**SET OF TASKS:**
1/ In the Wisper Inc. order, reproduce the passage from "Wisper Inc. - s." to "127 and 144." word for word.
2/ Using the Wisper Inc. order, decide whether each statement agrees with it, answering yes or no and quoting the words that settle it: (a) The Corporation was amalgamated under the name Logicsys Inc. (b) The Cease Trade Order was made under section 144 of the Act. (c) The Corporation applied for a partial revocation of the Cease Trade Order.

**PASSAGE PROVIDED:**
----
Wisper Inc. - s. 144

Order

Headnote

Section 144 -- partial revocation of a cease trade order to permit shareholders to vote on proposed debt settlement and acquisition of holding company holding licence of proprietary Internet search software.

Applicable Ontario Statutory Provisions

Securities Act, R.S.O. 1990, c. S.5, as am., ss. 127 and 144.

IN THE MATTER OF

THE SECURITIES ACT,

R.S.O. 1990, CHAPTER S. 5, AS AMENDED (the "Act")

AND

IN THE MATTER OF

WISPER INC. (the "Corporation")

 

ORDER

(Section 144)

WHEREAS the securities of the Corporation are subject to a temporary order of the Manager, Corporate Finance (the "Manager") of the Ontario Securities Commission (the "Commission") dated October 22, 2002 and extended by an order of the Manager dated November 1, 2002 made under section 127 of the Act (collectively referred to as the "Cease Trade Order") directing that trading in the securities of the Corporation cease until it is revoked by a further order of revocation.

AND WHEREAS the Corporation has applied to the Commission pursuant to section 144 of the Act (the "Application") for a full revocation of the Cease Trade Order.

AND UPON the Corporation having represented to the Commission as follows:

1. The Corporation was amalgamated on May 31, 1996 under the name Logicsys Inc. pursuant to the Business Corporations Act (Ontario). On January 11, 2001 the name of the Corporation was changed to Wisper Inc.

2. The Corporation is a reporting issuer under the Act, the Securities Act (Alberta) (the "Alberta Act") and under the Securities Act (British Columbia) (the "BC Act") and is not a reporting issuer or the equivalent under the securities legislation of any other jurisdiction in Canada.
----
**Collection entries:**
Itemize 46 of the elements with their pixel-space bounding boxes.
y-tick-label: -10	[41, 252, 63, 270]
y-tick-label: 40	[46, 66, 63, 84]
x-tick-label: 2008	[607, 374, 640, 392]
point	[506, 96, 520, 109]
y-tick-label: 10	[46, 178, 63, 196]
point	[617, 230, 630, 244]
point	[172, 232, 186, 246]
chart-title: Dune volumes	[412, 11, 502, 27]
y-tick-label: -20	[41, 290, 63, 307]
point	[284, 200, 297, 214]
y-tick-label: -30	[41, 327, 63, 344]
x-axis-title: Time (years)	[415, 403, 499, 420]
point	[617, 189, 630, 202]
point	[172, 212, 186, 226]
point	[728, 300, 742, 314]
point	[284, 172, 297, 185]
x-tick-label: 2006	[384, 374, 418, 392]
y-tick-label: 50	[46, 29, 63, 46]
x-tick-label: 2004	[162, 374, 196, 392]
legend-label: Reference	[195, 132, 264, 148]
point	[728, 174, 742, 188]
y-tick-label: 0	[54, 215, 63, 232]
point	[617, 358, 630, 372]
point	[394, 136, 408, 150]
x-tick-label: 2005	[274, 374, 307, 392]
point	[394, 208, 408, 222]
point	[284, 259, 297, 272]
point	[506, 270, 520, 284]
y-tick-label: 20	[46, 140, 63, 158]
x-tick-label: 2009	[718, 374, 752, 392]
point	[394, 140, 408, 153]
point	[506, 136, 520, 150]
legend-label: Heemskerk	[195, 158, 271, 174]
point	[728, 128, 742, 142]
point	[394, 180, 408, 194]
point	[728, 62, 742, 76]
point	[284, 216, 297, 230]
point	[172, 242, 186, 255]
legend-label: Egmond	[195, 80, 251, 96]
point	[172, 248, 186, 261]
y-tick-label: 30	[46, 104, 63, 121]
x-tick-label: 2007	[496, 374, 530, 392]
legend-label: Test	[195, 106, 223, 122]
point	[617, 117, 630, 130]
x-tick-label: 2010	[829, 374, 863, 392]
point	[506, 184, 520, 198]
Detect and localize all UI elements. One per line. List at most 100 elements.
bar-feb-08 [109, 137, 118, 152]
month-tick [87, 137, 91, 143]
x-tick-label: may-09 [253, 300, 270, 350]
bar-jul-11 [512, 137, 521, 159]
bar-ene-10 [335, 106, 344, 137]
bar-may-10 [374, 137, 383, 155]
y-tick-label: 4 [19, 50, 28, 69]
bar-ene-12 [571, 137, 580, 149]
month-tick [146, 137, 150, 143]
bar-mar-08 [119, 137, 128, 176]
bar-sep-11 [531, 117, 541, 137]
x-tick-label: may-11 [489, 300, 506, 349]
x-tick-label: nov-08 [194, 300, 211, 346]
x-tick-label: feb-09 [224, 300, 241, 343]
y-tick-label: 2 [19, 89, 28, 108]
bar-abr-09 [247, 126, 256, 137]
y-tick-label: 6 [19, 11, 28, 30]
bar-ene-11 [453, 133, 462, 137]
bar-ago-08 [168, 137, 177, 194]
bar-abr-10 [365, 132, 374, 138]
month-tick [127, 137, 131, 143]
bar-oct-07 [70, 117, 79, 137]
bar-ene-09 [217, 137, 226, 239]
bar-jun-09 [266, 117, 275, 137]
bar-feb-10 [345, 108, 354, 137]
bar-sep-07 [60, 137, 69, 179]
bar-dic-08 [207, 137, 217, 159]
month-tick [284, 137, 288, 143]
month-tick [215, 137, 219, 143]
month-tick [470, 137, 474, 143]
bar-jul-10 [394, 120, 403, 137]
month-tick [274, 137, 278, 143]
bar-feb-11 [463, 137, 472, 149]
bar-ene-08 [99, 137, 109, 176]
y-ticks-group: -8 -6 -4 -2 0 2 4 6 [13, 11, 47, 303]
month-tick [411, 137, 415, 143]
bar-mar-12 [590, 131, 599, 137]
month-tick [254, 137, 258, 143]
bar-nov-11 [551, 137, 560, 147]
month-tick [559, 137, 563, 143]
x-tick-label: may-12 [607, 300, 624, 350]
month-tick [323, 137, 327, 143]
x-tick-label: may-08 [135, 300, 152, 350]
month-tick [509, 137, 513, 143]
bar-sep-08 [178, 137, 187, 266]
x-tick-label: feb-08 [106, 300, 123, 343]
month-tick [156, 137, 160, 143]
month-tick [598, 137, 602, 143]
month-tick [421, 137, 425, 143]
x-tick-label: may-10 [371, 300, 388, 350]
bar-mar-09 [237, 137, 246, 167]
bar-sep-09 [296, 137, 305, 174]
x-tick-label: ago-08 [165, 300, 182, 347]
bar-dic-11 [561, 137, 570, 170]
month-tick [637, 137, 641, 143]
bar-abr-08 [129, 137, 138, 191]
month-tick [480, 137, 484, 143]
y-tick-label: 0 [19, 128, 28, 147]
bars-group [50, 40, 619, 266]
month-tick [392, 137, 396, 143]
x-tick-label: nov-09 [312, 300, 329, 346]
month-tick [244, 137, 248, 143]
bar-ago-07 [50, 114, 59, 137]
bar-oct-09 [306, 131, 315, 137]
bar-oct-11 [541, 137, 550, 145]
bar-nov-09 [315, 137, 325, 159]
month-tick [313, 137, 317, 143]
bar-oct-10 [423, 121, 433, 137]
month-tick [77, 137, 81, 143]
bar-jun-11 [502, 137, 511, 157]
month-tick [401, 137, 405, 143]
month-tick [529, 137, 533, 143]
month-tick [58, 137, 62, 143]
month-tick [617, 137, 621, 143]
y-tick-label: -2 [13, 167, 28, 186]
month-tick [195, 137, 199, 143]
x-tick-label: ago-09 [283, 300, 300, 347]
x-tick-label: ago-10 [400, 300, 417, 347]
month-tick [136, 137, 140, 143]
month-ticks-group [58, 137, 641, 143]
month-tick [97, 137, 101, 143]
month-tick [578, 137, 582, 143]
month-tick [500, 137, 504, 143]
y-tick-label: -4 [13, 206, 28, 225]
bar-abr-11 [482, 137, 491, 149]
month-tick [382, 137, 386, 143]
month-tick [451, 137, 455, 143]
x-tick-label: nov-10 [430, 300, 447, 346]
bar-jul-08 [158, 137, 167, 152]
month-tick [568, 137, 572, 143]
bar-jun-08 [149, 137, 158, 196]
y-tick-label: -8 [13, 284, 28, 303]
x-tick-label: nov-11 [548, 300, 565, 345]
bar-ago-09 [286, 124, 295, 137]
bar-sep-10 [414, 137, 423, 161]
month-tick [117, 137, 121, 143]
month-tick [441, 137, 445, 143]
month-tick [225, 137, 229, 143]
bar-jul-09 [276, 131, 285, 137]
----
**OUTPUTS IN ORDER:**
1/
Wisper Inc. - s. 144

Order

Headnote

Section 144 -- partial revocation of a cease trade order to permit shareholders to vote on proposed debt settlement and acquisition of holding company holding licence of proprietary Internet search software.

Applicable Ontario Statutory Provisions

Securities Act, R.S.O. 1990, c. S.5, as am., ss. 127 and 144.

2/
(a) Yes: "The Corporation was amalgamated on May 31, 1996 under the name Logicsys Inc."
(b) No: "made under section 127 of the Act (collectively referred to as the "Cease Trade Order")"
(c) No: "for a full revocation of the Cease Trade Order"